Exercise material:
====================

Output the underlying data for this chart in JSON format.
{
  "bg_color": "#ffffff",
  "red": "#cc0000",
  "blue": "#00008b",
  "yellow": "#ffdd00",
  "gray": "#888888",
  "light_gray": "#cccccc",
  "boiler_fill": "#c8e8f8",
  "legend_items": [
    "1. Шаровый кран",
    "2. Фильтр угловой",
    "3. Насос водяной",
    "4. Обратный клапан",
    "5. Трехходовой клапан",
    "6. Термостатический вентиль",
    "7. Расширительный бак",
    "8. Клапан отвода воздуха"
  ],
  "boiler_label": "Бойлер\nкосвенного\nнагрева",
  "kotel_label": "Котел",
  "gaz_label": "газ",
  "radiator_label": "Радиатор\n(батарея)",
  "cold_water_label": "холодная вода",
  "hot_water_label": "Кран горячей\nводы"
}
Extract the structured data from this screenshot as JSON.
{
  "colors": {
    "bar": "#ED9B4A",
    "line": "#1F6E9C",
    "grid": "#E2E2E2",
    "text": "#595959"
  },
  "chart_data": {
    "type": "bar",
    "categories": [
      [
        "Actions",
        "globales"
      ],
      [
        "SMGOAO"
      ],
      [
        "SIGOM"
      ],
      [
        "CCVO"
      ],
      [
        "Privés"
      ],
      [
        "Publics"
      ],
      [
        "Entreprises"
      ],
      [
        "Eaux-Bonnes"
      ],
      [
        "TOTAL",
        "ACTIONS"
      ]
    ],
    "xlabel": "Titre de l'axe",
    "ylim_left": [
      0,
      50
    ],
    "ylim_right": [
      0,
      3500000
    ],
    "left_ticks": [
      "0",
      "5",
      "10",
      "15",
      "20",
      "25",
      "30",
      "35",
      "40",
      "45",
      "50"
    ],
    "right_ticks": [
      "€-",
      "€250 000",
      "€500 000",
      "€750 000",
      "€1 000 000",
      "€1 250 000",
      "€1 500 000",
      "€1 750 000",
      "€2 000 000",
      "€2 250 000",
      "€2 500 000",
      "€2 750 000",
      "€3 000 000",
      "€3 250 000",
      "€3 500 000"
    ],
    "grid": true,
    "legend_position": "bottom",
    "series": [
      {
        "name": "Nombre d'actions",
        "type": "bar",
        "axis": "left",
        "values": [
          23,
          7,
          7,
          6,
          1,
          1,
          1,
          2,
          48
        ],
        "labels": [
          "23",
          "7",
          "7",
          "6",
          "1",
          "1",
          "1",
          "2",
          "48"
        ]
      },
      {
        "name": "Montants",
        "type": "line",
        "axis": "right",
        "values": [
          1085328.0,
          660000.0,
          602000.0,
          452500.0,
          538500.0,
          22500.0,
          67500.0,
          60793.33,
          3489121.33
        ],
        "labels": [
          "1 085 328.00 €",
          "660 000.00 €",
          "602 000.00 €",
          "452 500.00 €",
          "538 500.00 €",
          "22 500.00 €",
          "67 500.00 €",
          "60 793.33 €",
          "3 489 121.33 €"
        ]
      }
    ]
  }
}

====================

Goal: Working from the entries above, return all lines that contain "name".

Answer to the task:
        "name": "Nombre d'actions",
        "name": "Montants",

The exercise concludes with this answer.